Stored records:
>> Start

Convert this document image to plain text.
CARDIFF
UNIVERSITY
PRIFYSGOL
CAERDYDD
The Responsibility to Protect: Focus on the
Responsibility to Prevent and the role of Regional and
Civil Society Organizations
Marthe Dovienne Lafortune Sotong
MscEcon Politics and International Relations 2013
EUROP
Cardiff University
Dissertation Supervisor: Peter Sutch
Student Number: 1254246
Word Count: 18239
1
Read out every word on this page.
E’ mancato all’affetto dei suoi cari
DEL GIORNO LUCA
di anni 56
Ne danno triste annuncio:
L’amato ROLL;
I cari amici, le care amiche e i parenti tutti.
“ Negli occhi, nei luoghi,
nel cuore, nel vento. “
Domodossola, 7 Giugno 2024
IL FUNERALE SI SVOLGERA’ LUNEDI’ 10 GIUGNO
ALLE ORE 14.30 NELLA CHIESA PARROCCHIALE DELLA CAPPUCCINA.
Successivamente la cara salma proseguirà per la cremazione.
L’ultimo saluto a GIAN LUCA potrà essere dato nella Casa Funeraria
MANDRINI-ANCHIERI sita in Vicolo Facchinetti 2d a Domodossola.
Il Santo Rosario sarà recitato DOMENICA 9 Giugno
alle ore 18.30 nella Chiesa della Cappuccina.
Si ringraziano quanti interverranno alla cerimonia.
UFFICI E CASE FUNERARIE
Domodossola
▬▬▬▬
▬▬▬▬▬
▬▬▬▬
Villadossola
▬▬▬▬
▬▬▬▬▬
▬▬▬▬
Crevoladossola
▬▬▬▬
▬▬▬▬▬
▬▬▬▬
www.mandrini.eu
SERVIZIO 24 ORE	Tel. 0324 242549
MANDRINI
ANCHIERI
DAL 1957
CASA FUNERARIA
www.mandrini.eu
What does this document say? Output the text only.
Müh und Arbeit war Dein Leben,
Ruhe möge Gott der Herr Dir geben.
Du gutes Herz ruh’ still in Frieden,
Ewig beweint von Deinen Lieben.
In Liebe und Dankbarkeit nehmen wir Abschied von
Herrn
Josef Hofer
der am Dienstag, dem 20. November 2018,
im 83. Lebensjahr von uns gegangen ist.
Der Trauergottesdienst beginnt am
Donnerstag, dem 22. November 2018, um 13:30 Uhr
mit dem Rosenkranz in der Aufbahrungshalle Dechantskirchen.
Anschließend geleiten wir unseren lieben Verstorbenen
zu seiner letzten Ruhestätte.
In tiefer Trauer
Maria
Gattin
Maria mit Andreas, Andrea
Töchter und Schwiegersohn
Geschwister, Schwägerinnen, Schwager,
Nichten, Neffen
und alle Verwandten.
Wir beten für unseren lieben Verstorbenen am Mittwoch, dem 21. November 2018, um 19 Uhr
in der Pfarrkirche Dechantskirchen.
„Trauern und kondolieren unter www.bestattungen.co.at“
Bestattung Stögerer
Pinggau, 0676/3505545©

>> End

WHAT TO WORK ON
Type out the full listing again, exactly as given.

EXERCISE RESULT
Convert this document image to plain text.
CARDIFF
UNIVERSITY
PRIFYSGOL
CAERDYDD
The Responsibility to Protect: Focus on the
Responsibility to Prevent and the role of Regional and
Civil Society Organizations
Marthe Dovienne Lafortune Sotong
MscEcon Politics and International Relations 2013
EUROP
Cardiff University
Dissertation Supervisor: Peter Sutch
Student Number: 1254246
Word Count: 18239
1
Read out every word on this page.
E’ mancato all’affetto dei suoi cari
DEL GIORNO LUCA
di anni 56
Ne danno triste annuncio:
L’amato ROLL;
I cari amici, le care amiche e i parenti tutti.
“ Negli occhi, nei luoghi,
nel cuore, nel vento. “
Domodossola, 7 Giugno 2024
IL FUNERALE SI SVOLGERA’ LUNEDI’ 10 GIUGNO
ALLE ORE 14.30 NELLA CHIESA PARROCCHIALE DELLA CAPPUCCINA.
Successivamente la cara salma proseguirà per la cremazione.
L’ultimo saluto a GIAN LUCA potrà essere dato nella Casa Funeraria
MANDRINI-ANCHIERI sita in Vicolo Facchinetti 2d a Domodossola.
Il Santo Rosario sarà recitato DOMENICA 9 Giugno
alle ore 18.30 nella Chiesa della Cappuccina.
Si ringraziano quanti interverranno alla cerimonia.
UFFICI E CASE FUNERARIE
Domodossola
▬▬▬▬
▬▬▬▬▬
▬▬▬▬
Villadossola
▬▬▬▬
▬▬▬▬▬
▬▬▬▬
Crevoladossola
▬▬▬▬
▬▬▬▬▬
▬▬▬▬
www.mandrini.eu
SERVIZIO 24 ORE	Tel. 0324 242549
MANDRINI
ANCHIERI
DAL 1957
CASA FUNERARIA
www.mandrini.eu
What does this document say? Output the text only.
Müh und Arbeit war Dein Leben,
Ruhe möge Gott der Herr Dir geben.
Du gutes Herz ruh’ still in Frieden,
Ewig beweint von Deinen Lieben.
In Liebe und Dankbarkeit nehmen wir Abschied von
Herrn
Josef Hofer
der am Dienstag, dem 20. November 2018,
im 83. Lebensjahr von uns gegangen ist.
Der Trauergottesdienst beginnt am
Donnerstag, dem 22. November 2018, um 13:30 Uhr
mit dem Rosenkranz in der Aufbahrungshalle Dechantskirchen.
Anschließend geleiten wir unseren lieben Verstorbenen
zu seiner letzten Ruhestätte.
In tiefer Trauer
Maria
Gattin
Maria mit Andreas, Andrea
Töchter und Schwiegersohn
Geschwister, Schwägerinnen, Schwager,
Nichten, Neffen
und alle Verwandten.
Wir beten für unseren lieben Verstorbenen am Mittwoch, dem 21. November 2018, um 19 Uhr
in der Pfarrkirche Dechantskirchen.
„Trauern und kondolieren unter www.bestattungen.co.at“
Bestattung Stögerer
Pinggau, 0676/3505545©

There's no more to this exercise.